_To do:_
Copy out the records precisely, omitting pictures.

━━━━━ Data to use

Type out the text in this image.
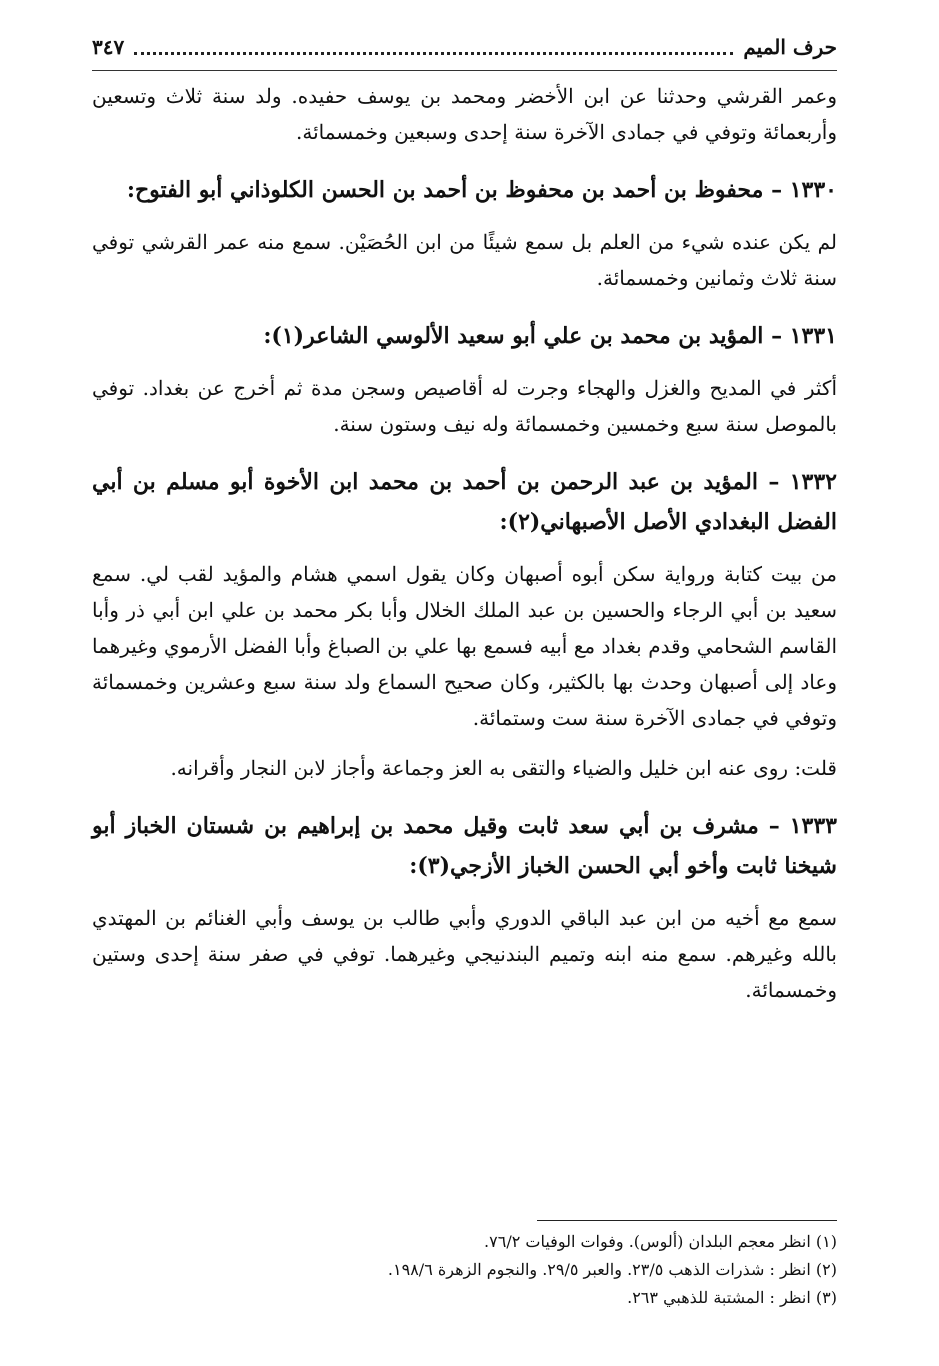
حرف الميم
٣٤٧

وعمر القرشي وحدثنا عن ابن الأخضر ومحمد بن يوسف حفيده. ولد سنة ثلاث وتسعين وأربعمائة وتوفي في جمادى الآخرة سنة إحدى وسبعين وخمسمائة.

١٣٣٠ – محفوظ بن أحمد بن محفوظ بن أحمد بن الحسن الكلوذاني أبو الفتوح:

لم يكن عنده شيء من العلم بل سمع شيئًا من ابن الحُصَيْن. سمع منه عمر القرشي توفي سنة ثلاث وثمانين وخمسمائة.

١٣٣١ – المؤيد بن محمد بن علي أبو سعيد الألوسي الشاعر(١):

أكثر في المديح والغزل والهجاء وجرت له أقاصيص وسجن مدة ثم أخرج عن بغداد. توفي بالموصل سنة سبع وخمسين وخمسمائة وله نيف وستون سنة.

١٣٣٢ – المؤيد بن عبد الرحمن بن أحمد بن محمد ابن الأخوة أبو مسلم بن أبي الفضل البغدادي الأصل الأصبهاني(٢):

من بيت كتابة ورواية سكن أبوه أصبهان وكان يقول اسمي هشام والمؤيد لقب لي. سمع سعيد بن أبي الرجاء والحسين بن عبد الملك الخلال وأبا بكر محمد بن علي ابن أبي ذر وأبا القاسم الشحامي وقدم بغداد مع أبيه فسمع بها علي بن الصباغ وأبا الفضل الأرموي وغيرهما وعاد إلى أصبهان وحدث بها بالكثير، وكان صحيح السماع ولد سنة سبع وعشرين وخمسمائة وتوفي في جمادى الآخرة سنة ست وستمائة.

قلت: روى عنه ابن خليل والضياء والتقى به العز وجماعة وأجاز لابن النجار وأقرانه.

١٣٣٣ – مشرف بن أبي سعد ثابت وقيل محمد بن إبراهيم بن شستان الخباز أبو شيخنا ثابت وأخو أبي الحسن الخباز الأزجي(٣):

سمع مع أخيه من ابن عبد الباقي الدوري وأبي طالب بن يوسف وأبي الغنائم بن المهتدي بالله وغيرهم. سمع منه ابنه وتميم البندنيجي وغيرهما. توفي في صفر سنة إحدى وستين وخمسمائة.

(١) انظر معجم البلدان (ألوس). وفوات الوفيات ٧٦/٢.

(٢) انظر : شذرات الذهب ٢٣/٥. والعبر ٢٩/٥. والنجوم الزهرة ١٩٨/٦.

(٣) انظر : المشتبة للذهبي ٢٦٣.
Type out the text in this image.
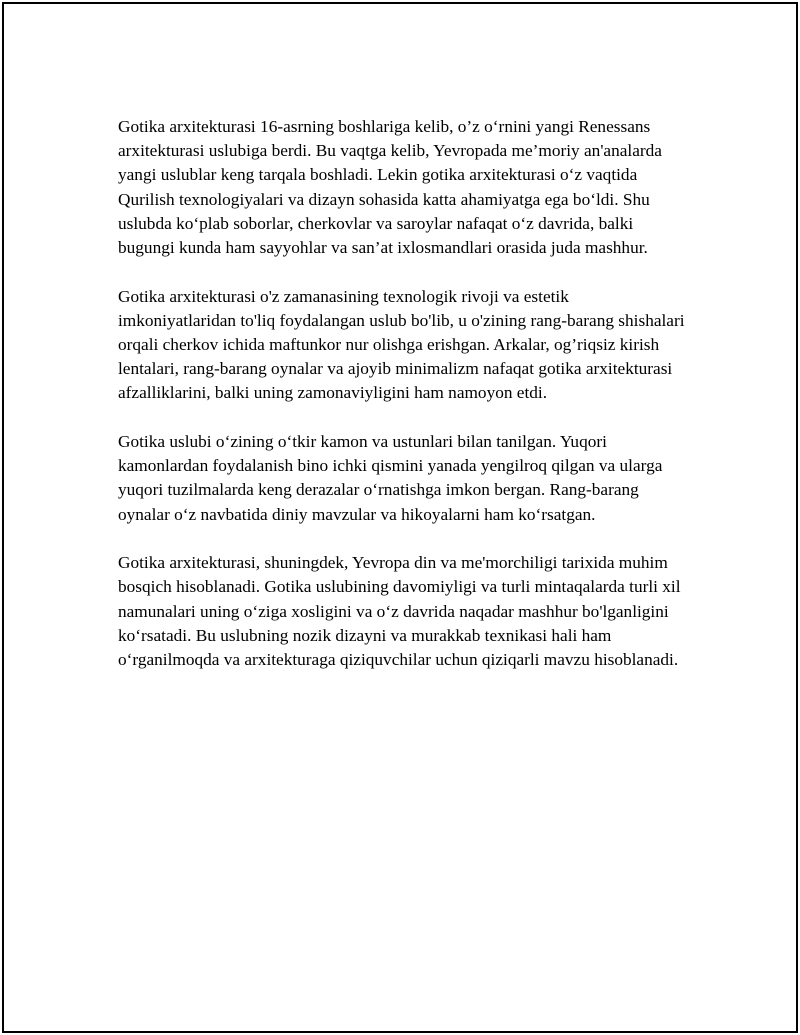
Gotika arxitekturasi 16-asrning boshlariga kelib, o’z o‘rnini yangi Renessans arxitekturasi uslubiga berdi. Bu vaqtga kelib, Yevropada me’moriy an'analarda yangi uslublar keng tarqala boshladi. Lekin gotika arxitekturasi o‘z vaqtida Qurilish texnologiyalari va dizayn sohasida katta ahamiyatga ega bo‘ldi. Shu uslubda ko‘plab soborlar, cherkovlar va saroylar nafaqat o‘z davrida, balki bugungi kunda ham sayyohlar va san’at ixlosmandlari orasida juda mashhur.

Gotika arxitekturasi o'z zamanasining texnologik rivoji va estetik imkoniyatlaridan to'liq foydalangan uslub bo'lib, u o'zining rang-barang shishalari orqali cherkov ichida maftunkor nur olishga erishgan. Arkalar, og’riqsiz kirish lentalari, rang-barang oynalar va ajoyib minimalizm nafaqat gotika arxitekturasi afzalliklarini, balki uning zamonaviyligini ham namoyon etdi.

Gotika uslubi o‘zining o‘tkir kamon va ustunlari bilan tanilgan. Yuqori kamonlardan foydalanish bino ichki qismini yanada yengilroq qilgan va ularga yuqori tuzilmalarda keng derazalar o‘rnatishga imkon bergan. Rang-barang oynalar o‘z navbatida diniy mavzular va hikoyalarni ham ko‘rsatgan.

Gotika arxitekturasi, shuningdek, Yevropa din va me'morchiligi tarixida muhim bosqich hisoblanadi. Gotika uslubining davomiyligi va turli mintaqalarda turli xil namunalari uning o‘ziga xosligini va o‘z davrida naqadar mashhur bo'lganligini ko‘rsatadi. Bu uslubning nozik dizayni va murakkab texnikasi hali ham o‘rganilmoqda va arxitekturaga qiziquvchilar uchun qiziqarli mavzu hisoblanadi.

━━━━━━━━━━

_Result:_
Type out the text in this image.
حرف الميم
٣٤٧

وعمر القرشي وحدثنا عن ابن الأخضر ومحمد بن يوسف حفيده. ولد سنة ثلاث وتسعين وأربعمائة وتوفي في جمادى الآخرة سنة إحدى وسبعين وخمسمائة.

١٣٣٠ – محفوظ بن أحمد بن محفوظ بن أحمد بن الحسن الكلوذاني أبو الفتوح:

لم يكن عنده شيء من العلم بل سمع شيئًا من ابن الحُصَيْن. سمع منه عمر القرشي توفي سنة ثلاث وثمانين وخمسمائة.

١٣٣١ – المؤيد بن محمد بن علي أبو سعيد الألوسي الشاعر(١):

أكثر في المديح والغزل والهجاء وجرت له أقاصيص وسجن مدة ثم أخرج عن بغداد. توفي بالموصل سنة سبع وخمسين وخمسمائة وله نيف وستون سنة.

١٣٣٢ – المؤيد بن عبد الرحمن بن أحمد بن محمد ابن الأخوة أبو مسلم بن أبي الفضل البغدادي الأصل الأصبهاني(٢):

من بيت كتابة ورواية سكن أبوه أصبهان وكان يقول اسمي هشام والمؤيد لقب لي. سمع سعيد بن أبي الرجاء والحسين بن عبد الملك الخلال وأبا بكر محمد بن علي ابن أبي ذر وأبا القاسم الشحامي وقدم بغداد مع أبيه فسمع بها علي بن الصباغ وأبا الفضل الأرموي وغيرهما وعاد إلى أصبهان وحدث بها بالكثير، وكان صحيح السماع ولد سنة سبع وعشرين وخمسمائة وتوفي في جمادى الآخرة سنة ست وستمائة.

قلت: روى عنه ابن خليل والضياء والتقى به العز وجماعة وأجاز لابن النجار وأقرانه.

١٣٣٣ – مشرف بن أبي سعد ثابت وقيل محمد بن إبراهيم بن شستان الخباز أبو شيخنا ثابت وأخو أبي الحسن الخباز الأزجي(٣):

سمع مع أخيه من ابن عبد الباقي الدوري وأبي طالب بن يوسف وأبي الغنائم بن المهتدي بالله وغيرهم. سمع منه ابنه وتميم البندنيجي وغيرهما. توفي في صفر سنة إحدى وستين وخمسمائة.

(١) انظر معجم البلدان (ألوس). وفوات الوفيات ٧٦/٢.

(٢) انظر : شذرات الذهب ٢٣/٥. والعبر ٢٩/٥. والنجوم الزهرة ١٩٨/٦.

(٣) انظر : المشتبة للذهبي ٢٦٣.
Type out the text in this image.
Gotika arxitekturasi 16-asrning boshlariga kelib, o’z o‘rnini yangi Renessans arxitekturasi uslubiga berdi. Bu vaqtga kelib, Yevropada me’moriy an'analarda yangi uslublar keng tarqala boshladi. Lekin gotika arxitekturasi o‘z vaqtida Qurilish texnologiyalari va dizayn sohasida katta ahamiyatga ega bo‘ldi. Shu uslubda ko‘plab soborlar, cherkovlar va saroylar nafaqat o‘z davrida, balki bugungi kunda ham sayyohlar va san’at ixlosmandlari orasida juda mashhur.

Gotika arxitekturasi o'z zamanasining texnologik rivoji va estetik imkoniyatlaridan to'liq foydalangan uslub bo'lib, u o'zining rang-barang shishalari orqali cherkov ichida maftunkor nur olishga erishgan. Arkalar, og’riqsiz kirish lentalari, rang-barang oynalar va ajoyib minimalizm nafaqat gotika arxitekturasi afzalliklarini, balki uning zamonaviyligini ham namoyon etdi.

Gotika uslubi o‘zining o‘tkir kamon va ustunlari bilan tanilgan. Yuqori kamonlardan foydalanish bino ichki qismini yanada yengilroq qilgan va ularga yuqori tuzilmalarda keng derazalar o‘rnatishga imkon bergan. Rang-barang oynalar o‘z navbatida diniy mavzular va hikoyalarni ham ko‘rsatgan.

Gotika arxitekturasi, shuningdek, Yevropa din va me'morchiligi tarixida muhim bosqich hisoblanadi. Gotika uslubining davomiyligi va turli mintaqalarda turli xil namunalari uning o‘ziga xosligini va o‘z davrida naqadar mashhur bo'lganligini ko‘rsatadi. Bu uslubning nozik dizayni va murakkab texnikasi hali ham o‘rganilmoqda va arxitekturaga qiziquvchilar uchun qiziqarli mavzu hisoblanadi.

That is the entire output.